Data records
━━━━━━━━━━━━━━━━

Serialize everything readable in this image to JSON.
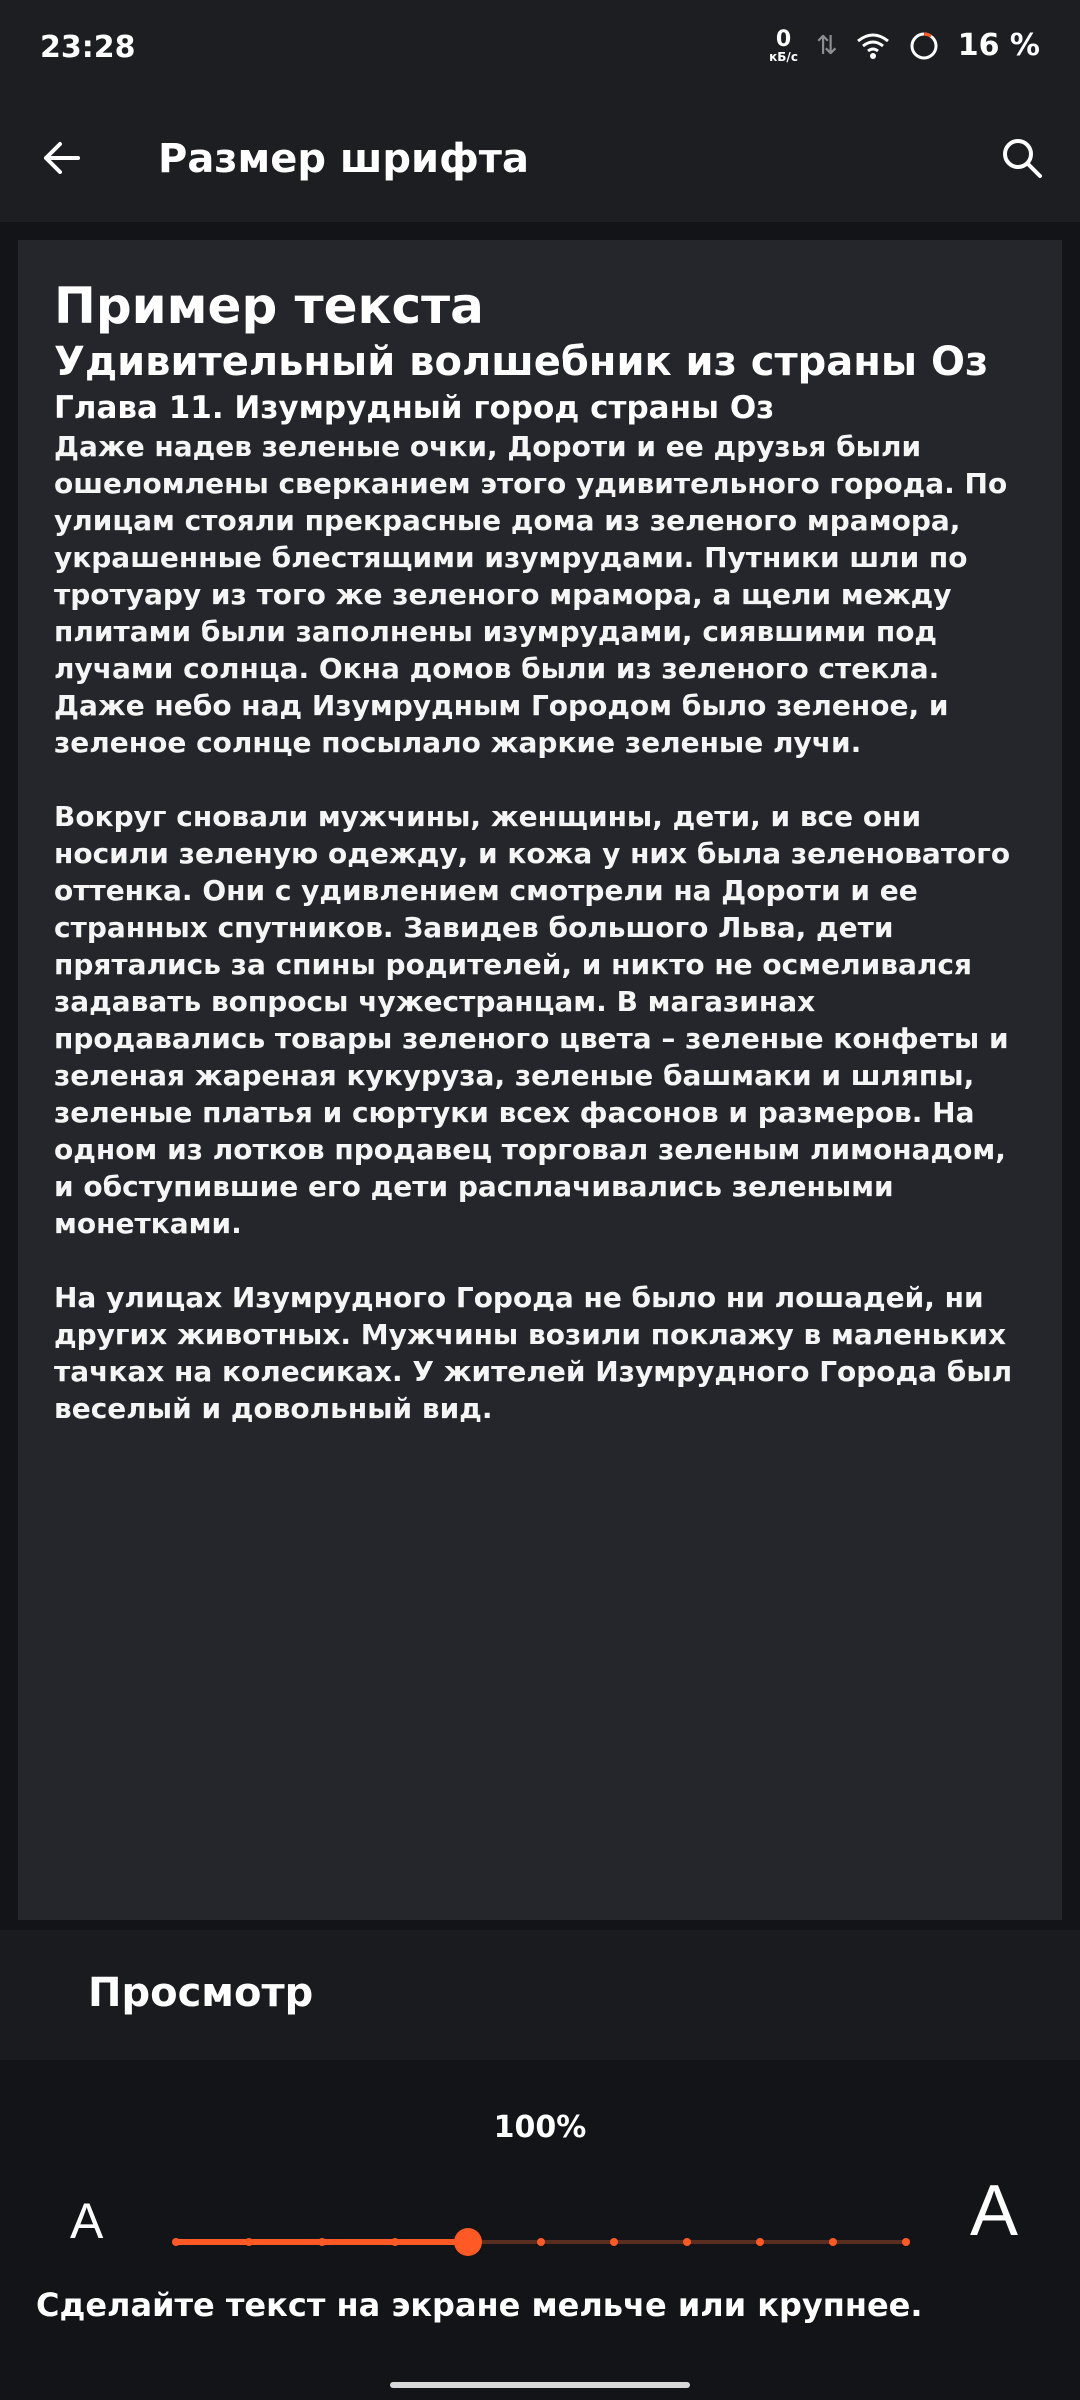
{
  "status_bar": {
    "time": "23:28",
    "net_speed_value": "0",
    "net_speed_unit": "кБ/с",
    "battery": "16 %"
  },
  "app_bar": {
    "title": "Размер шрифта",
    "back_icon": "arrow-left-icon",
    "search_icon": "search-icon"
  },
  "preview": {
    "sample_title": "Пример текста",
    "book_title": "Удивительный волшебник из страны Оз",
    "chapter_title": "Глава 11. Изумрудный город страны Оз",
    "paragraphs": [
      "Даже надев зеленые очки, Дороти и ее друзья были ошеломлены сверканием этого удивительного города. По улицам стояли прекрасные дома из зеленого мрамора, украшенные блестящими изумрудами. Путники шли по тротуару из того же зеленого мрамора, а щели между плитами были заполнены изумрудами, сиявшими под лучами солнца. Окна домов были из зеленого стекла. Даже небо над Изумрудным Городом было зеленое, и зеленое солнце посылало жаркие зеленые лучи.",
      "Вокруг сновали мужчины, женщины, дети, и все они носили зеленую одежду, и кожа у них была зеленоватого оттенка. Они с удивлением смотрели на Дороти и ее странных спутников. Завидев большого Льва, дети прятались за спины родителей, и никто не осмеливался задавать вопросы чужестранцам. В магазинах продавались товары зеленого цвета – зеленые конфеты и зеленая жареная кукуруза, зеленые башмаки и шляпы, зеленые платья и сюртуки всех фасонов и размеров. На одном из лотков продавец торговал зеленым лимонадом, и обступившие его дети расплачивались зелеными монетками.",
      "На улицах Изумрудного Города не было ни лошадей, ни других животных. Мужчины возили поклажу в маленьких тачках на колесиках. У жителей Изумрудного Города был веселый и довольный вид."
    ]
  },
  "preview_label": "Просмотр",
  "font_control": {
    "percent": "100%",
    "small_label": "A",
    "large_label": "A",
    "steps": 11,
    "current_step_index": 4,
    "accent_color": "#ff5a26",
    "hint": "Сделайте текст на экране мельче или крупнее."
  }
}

━━━━━━━━━━━━━━━━

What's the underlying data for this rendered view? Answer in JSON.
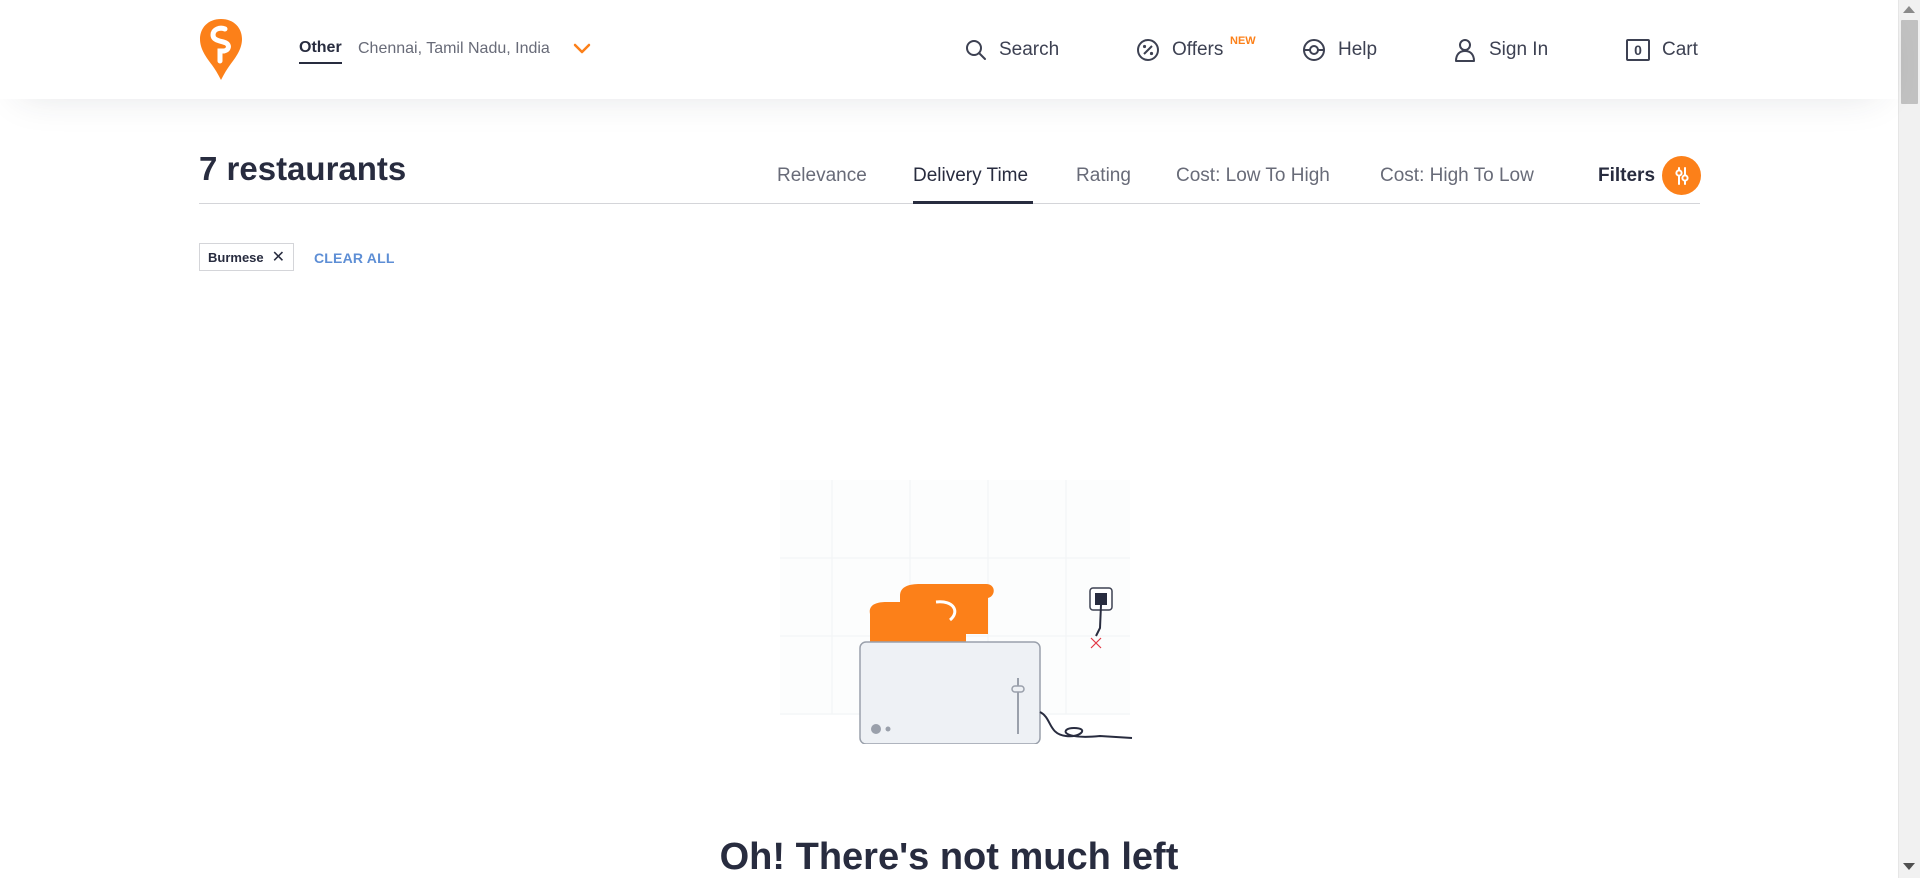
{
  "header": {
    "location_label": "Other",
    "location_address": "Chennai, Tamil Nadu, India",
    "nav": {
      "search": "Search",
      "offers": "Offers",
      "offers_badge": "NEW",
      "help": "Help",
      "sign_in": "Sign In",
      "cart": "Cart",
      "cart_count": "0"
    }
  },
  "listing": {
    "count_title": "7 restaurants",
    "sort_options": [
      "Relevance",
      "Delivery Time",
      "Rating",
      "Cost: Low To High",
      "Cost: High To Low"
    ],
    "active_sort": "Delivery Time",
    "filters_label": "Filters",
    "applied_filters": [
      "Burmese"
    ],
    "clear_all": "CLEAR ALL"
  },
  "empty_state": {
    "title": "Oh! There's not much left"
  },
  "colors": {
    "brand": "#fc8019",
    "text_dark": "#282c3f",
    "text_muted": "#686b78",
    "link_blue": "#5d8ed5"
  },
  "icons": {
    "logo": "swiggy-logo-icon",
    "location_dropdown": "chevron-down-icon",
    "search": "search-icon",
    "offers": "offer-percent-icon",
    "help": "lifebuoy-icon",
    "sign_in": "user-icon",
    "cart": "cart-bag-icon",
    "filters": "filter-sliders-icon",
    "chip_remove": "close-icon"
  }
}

━━━━━━━━━━━━━━━━

## Directions
Count up the lines in the listing that hold the word "зеленые", and give that number only.

## Exercise answer
2